Show all lines holding the string "сидения".

::: SUPPLIED DATA :::

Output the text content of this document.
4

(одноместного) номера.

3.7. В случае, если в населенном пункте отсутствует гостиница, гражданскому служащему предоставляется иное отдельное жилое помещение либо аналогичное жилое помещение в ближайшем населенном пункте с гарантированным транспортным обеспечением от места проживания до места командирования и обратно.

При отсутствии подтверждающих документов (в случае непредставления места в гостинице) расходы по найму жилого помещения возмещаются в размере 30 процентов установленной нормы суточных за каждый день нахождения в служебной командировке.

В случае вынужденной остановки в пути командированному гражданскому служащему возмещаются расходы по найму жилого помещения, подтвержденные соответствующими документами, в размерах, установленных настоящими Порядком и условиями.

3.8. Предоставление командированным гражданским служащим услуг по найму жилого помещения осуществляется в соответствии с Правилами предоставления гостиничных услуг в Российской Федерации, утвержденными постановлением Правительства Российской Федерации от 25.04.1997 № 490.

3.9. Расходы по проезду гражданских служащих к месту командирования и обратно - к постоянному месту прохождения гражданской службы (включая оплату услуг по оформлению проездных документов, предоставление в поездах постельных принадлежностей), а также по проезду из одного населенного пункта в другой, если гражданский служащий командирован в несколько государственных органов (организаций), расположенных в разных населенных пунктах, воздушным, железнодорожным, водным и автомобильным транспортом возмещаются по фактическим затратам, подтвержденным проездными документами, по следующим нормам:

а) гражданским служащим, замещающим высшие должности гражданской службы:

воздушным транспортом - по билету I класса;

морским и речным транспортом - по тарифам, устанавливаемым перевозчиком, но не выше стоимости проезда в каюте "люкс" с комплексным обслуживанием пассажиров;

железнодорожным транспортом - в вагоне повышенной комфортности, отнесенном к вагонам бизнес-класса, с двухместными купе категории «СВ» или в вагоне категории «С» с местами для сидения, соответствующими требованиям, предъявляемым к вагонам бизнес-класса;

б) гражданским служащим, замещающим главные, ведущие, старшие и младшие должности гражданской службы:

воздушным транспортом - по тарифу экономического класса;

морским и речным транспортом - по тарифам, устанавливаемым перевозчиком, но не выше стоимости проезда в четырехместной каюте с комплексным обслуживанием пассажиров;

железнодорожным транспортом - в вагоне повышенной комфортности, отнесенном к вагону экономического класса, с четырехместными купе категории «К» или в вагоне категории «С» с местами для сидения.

:::

RIGHT ANSWER →
железнодорожным транспортом - в вагоне повышенной комфортности, отнесенном к вагонам бизнес-класса, с двухместными купе категории «СВ» или в вагоне категории «С» с местами для сидения, соответствующими требованиям, предъявляемым к вагонам бизнес-класса;
железнодорожным транспортом - в вагоне повышенной комфортности, отнесенном к вагону экономического класса, с четырехместными купе категории «К» или в вагоне категории «С» с местами для сидения.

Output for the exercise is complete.